[Dataset records]
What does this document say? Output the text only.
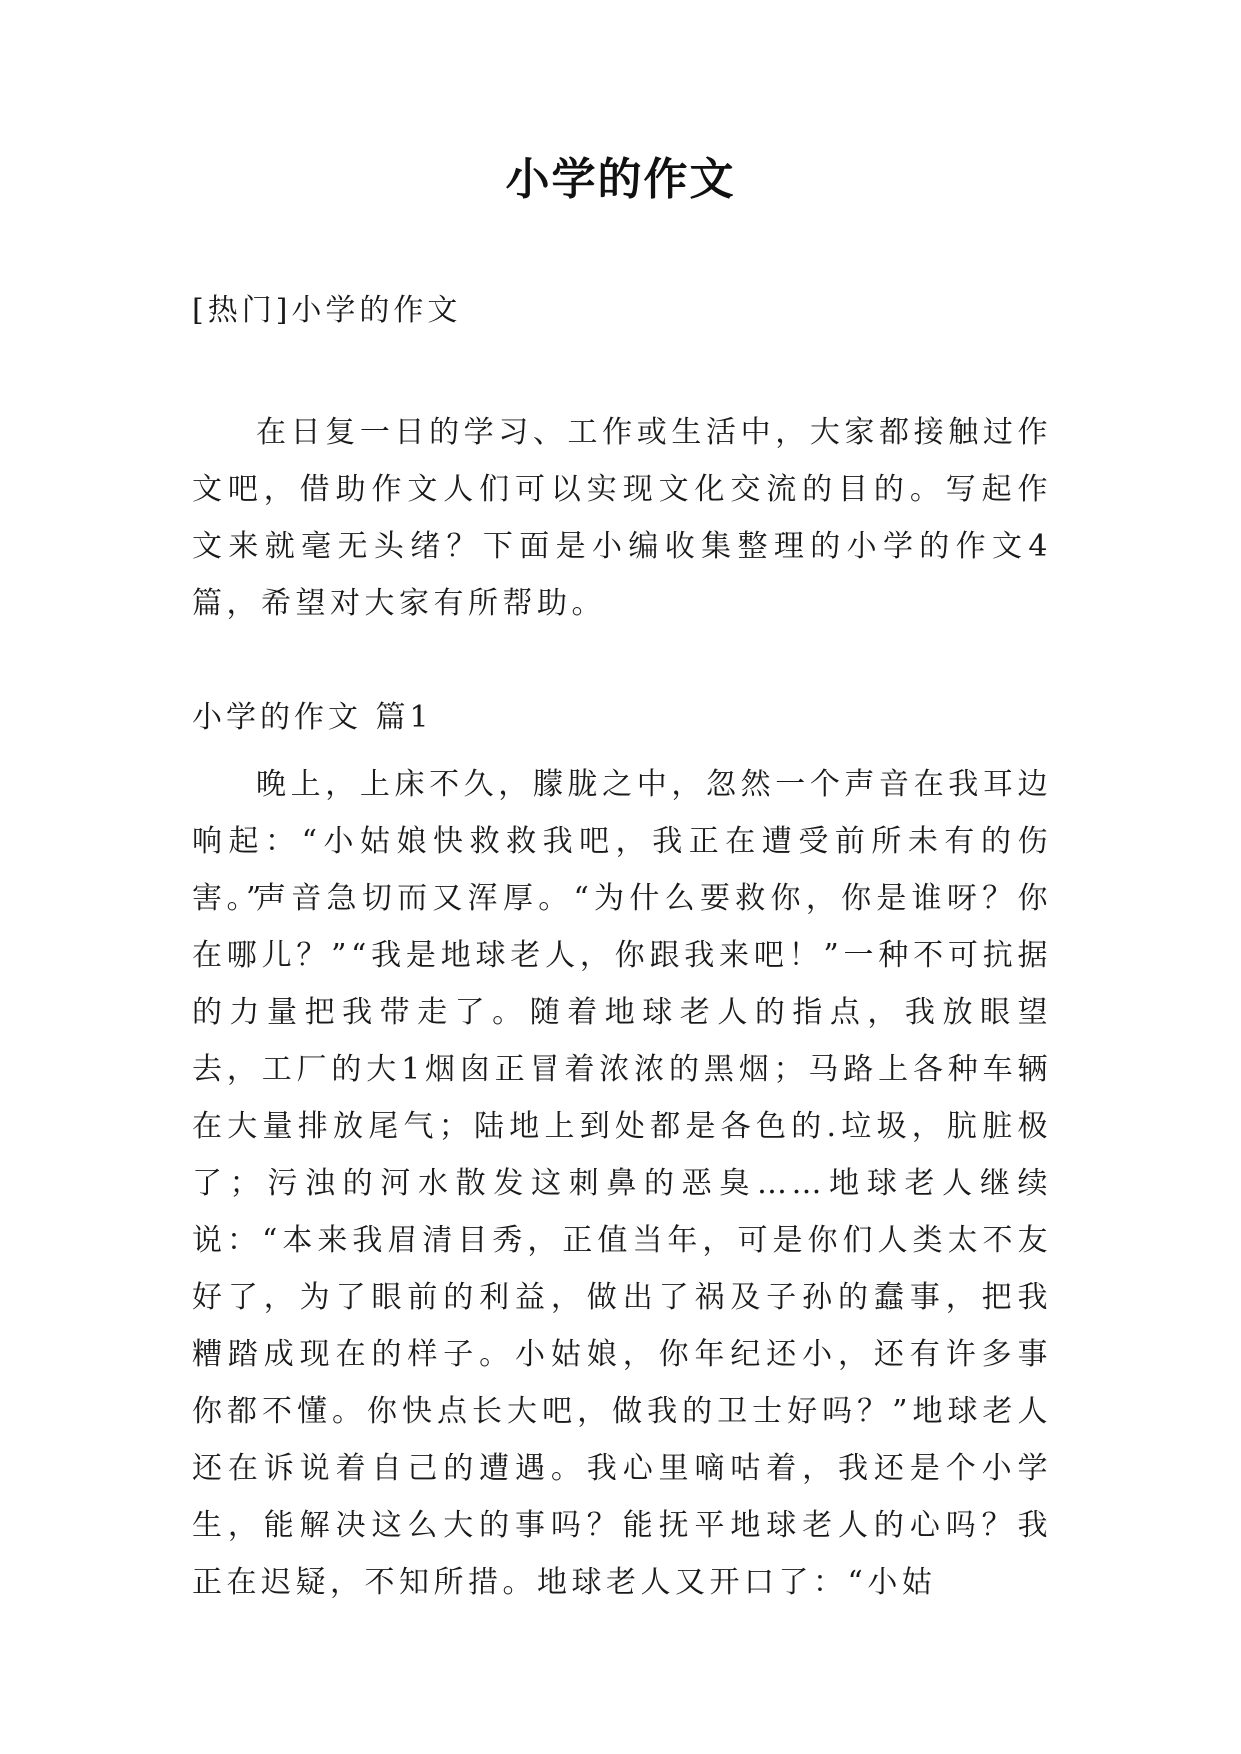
小学的作文
[热门]小学的作文

在日复一日的学习、工作或生活中，大家都接触过作文吧，借助作文人们可以实现文化交流的目的。写起作文来就毫无头绪？下面是小编收集整理的小学的作文4篇，希望对大家有所帮助。

小学的作文 篇1

晚上，上床不久，朦胧之中，忽然一个声音在我耳边响起：“小姑娘快救救我吧，我正在遭受前所未有的伤害。”

声音急切而又浑厚。“为什么要救你，你是谁呀？你在哪儿？”“我是地球老人，你跟我来吧！”一种不可抗据的力量把我带走了。随着地球老人的指点，我放眼望去，工厂的大1烟囱正冒着浓浓的黑烟；马路上各种车辆在大量排放尾气；陆地上到处都是各色的.垃圾，肮脏极了；污浊的河水散发这刺鼻的恶臭……地球老人继续说：“本来我眉清目秀，正值当年，可是你们人类太不友好了，为了眼前的利益，做出了祸及子孙的蠢事，把我糟踏成现在的样子。小姑娘，你年纪还小，还有许多事你都不懂。你快点长大吧，做我的卫士好吗？”地球老人还在诉说着自己的遭遇。我心里嘀咕着，我还是个小学生，能解决这么大的事吗？能抚平地球老人的心吗？我正在迟疑，不知所措。地球老人又开口了：“小姑
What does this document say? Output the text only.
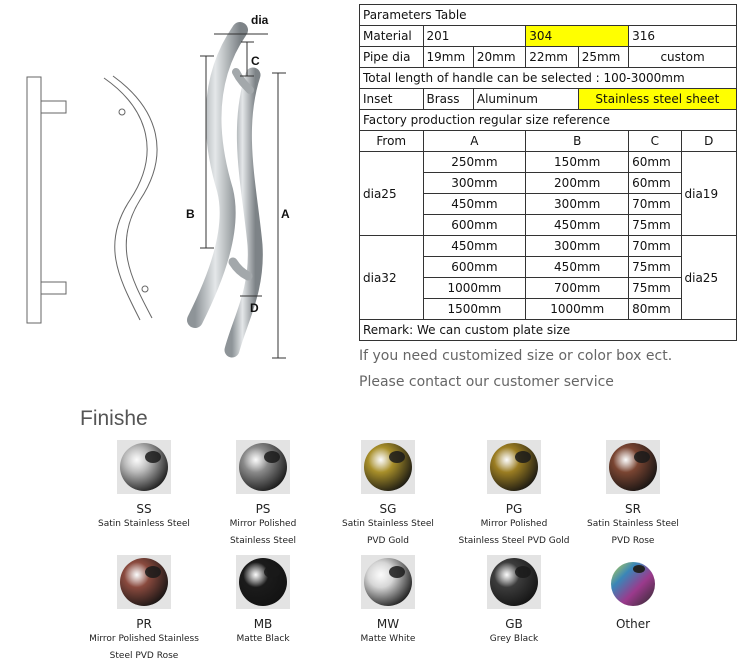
dia
C
B	A
D
Parameters Table						
Material	201		304		316	
Pipe dia	19mm	20mm	22mm	25mm	custom	
Total length of handle can be selected : 100-3000mm						
Inset	Brass	Aluminum		Stainless steel sheet		
Factory production regular size reference						
From	A		B		C	D
dia25	250mm		150mm		60mm	dia19
	300mm		200mm		60mm	
	450mm		300mm		70mm	
	600mm		450mm		75mm	
dia32	450mm		300mm		70mm	dia25
	600mm		450mm		75mm	
	1000mm		700mm		75mm	
	1500mm		1000mm		80mm	
Remark: We can custom plate size						
If you need customized size or color box ect.
Please contact our customer service
Finishe
SS
Satin Stainless Steel
PS
Mirror Polished
Stainless Steel
SG
Satin Stainless Steel
PVD Gold
PG
Mirror Polished
Stainless Steel PVD Gold
SR
Satin Stainless Steel
PVD Rose
PR
Mirror Polished Stainless
Steel PVD Rose
MB
Matte Black
MW
Matte White
GB
Grey Black
Other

■ Job:
Take the listing above and restate it word for word, without its pictures.

■ Result:
What does this document say? Output the text only.
小学的作文
[热门]小学的作文

在日复一日的学习、工作或生活中，大家都接触过作文吧，借助作文人们可以实现文化交流的目的。写起作文来就毫无头绪？下面是小编收集整理的小学的作文4篇，希望对大家有所帮助。

小学的作文 篇1

晚上，上床不久，朦胧之中，忽然一个声音在我耳边响起：“小姑娘快救救我吧，我正在遭受前所未有的伤害。”

声音急切而又浑厚。“为什么要救你，你是谁呀？你在哪儿？”“我是地球老人，你跟我来吧！”一种不可抗据的力量把我带走了。随着地球老人的指点，我放眼望去，工厂的大1烟囱正冒着浓浓的黑烟；马路上各种车辆在大量排放尾气；陆地上到处都是各色的.垃圾，肮脏极了；污浊的河水散发这刺鼻的恶臭……地球老人继续说：“本来我眉清目秀，正值当年，可是你们人类太不友好了，为了眼前的利益，做出了祸及子孙的蠢事，把我糟踏成现在的样子。小姑娘，你年纪还小，还有许多事你都不懂。你快点长大吧，做我的卫士好吗？”地球老人还在诉说着自己的遭遇。我心里嘀咕着，我还是个小学生，能解决这么大的事吗？能抚平地球老人的心吗？我正在迟疑，不知所措。地球老人又开口了：“小姑
What does this document say? Output the text only.
dia
C
B	A
D
Parameters Table						
Material	201		304		316	
Pipe dia	19mm	20mm	22mm	25mm	custom	
Total length of handle can be selected : 100-3000mm						
Inset	Brass	Aluminum		Stainless steel sheet		
Factory production regular size reference						
From	A		B		C	D
dia25	250mm		150mm		60mm	dia19
	300mm		200mm		60mm	
	450mm		300mm		70mm	
	600mm		450mm		75mm	
dia32	450mm		300mm		70mm	dia25
	600mm		450mm		75mm	
	1000mm		700mm		75mm	
	1500mm		1000mm		80mm	
Remark: We can custom plate size						
If you need customized size or color box ect.
Please contact our customer service
Finishe
SS
Satin Stainless Steel
PS
Mirror Polished
Stainless Steel
SG
Satin Stainless Steel
PVD Gold
PG
Mirror Polished
Stainless Steel PVD Gold
SR
Satin Stainless Steel
PVD Rose
PR
Mirror Polished Stainless
Steel PVD Rose
MB
Matte Black
MW
Matte White
GB
Grey Black
Other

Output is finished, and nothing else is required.